§ Work instructions: Return the listing word for word, as given.
───── Records for processing ─────
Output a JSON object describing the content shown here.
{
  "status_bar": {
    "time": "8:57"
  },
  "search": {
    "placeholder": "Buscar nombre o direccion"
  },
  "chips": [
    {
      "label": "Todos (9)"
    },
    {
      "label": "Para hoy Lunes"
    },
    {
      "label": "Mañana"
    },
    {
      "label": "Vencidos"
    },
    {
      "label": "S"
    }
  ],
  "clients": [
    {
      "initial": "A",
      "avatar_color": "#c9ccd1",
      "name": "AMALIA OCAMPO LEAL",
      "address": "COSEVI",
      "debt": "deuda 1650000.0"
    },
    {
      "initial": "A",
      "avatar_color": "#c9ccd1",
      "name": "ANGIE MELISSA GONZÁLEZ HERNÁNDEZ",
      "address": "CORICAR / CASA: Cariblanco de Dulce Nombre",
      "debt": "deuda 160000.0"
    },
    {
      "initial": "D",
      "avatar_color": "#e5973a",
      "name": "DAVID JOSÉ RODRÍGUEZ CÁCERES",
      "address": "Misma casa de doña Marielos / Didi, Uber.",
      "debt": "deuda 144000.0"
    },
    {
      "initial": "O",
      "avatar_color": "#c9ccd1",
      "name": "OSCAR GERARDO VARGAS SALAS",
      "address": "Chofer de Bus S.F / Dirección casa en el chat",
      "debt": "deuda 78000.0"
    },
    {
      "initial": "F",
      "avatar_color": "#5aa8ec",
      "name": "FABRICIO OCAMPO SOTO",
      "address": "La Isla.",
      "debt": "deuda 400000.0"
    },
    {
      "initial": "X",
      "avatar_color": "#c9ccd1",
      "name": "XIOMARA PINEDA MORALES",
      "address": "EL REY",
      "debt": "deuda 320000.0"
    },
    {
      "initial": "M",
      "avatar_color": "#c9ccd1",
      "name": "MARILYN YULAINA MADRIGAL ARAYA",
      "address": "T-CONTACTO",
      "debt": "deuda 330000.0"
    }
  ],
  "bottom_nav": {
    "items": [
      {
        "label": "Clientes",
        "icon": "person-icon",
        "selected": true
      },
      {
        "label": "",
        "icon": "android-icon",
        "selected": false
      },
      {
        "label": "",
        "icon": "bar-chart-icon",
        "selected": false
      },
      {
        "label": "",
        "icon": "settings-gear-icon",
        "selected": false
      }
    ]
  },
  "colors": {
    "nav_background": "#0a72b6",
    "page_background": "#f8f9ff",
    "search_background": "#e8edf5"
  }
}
─────
§ Finished exercise:
Output a JSON object describing the content shown here.
{
  "status_bar": {
    "time": "8:57"
  },
  "search": {
    "placeholder": "Buscar nombre o direccion"
  },
  "chips": [
    {
      "label": "Todos (9)"
    },
    {
      "label": "Para hoy Lunes"
    },
    {
      "label": "Mañana"
    },
    {
      "label": "Vencidos"
    },
    {
      "label": "S"
    }
  ],
  "clients": [
    {
      "initial": "A",
      "avatar_color": "#c9ccd1",
      "name": "AMALIA OCAMPO LEAL",
      "address": "COSEVI",
      "debt": "deuda 1650000.0"
    },
    {
      "initial": "A",
      "avatar_color": "#c9ccd1",
      "name": "ANGIE MELISSA GONZÁLEZ HERNÁNDEZ",
      "address": "CORICAR / CASA: Cariblanco de Dulce Nombre",
      "debt": "deuda 160000.0"
    },
    {
      "initial": "D",
      "avatar_color": "#e5973a",
      "name": "DAVID JOSÉ RODRÍGUEZ CÁCERES",
      "address": "Misma casa de doña Marielos / Didi, Uber.",
      "debt": "deuda 144000.0"
    },
    {
      "initial": "O",
      "avatar_color": "#c9ccd1",
      "name": "OSCAR GERARDO VARGAS SALAS",
      "address": "Chofer de Bus S.F / Dirección casa en el chat",
      "debt": "deuda 78000.0"
    },
    {
      "initial": "F",
      "avatar_color": "#5aa8ec",
      "name": "FABRICIO OCAMPO SOTO",
      "address": "La Isla.",
      "debt": "deuda 400000.0"
    },
    {
      "initial": "X",
      "avatar_color": "#c9ccd1",
      "name": "XIOMARA PINEDA MORALES",
      "address": "EL REY",
      "debt": "deuda 320000.0"
    },
    {
      "initial": "M",
      "avatar_color": "#c9ccd1",
      "name": "MARILYN YULAINA MADRIGAL ARAYA",
      "address": "T-CONTACTO",
      "debt": "deuda 330000.0"
    }
  ],
  "bottom_nav": {
    "items": [
      {
        "label": "Clientes",
        "icon": "person-icon",
        "selected": true
      },
      {
        "label": "",
        "icon": "android-icon",
        "selected": false
      },
      {
        "label": "",
        "icon": "bar-chart-icon",
        "selected": false
      },
      {
        "label": "",
        "icon": "settings-gear-icon",
        "selected": false
      }
    ]
  },
  "colors": {
    "nav_background": "#0a72b6",
    "page_background": "#f8f9ff",
    "search_background": "#e8edf5"
  }
}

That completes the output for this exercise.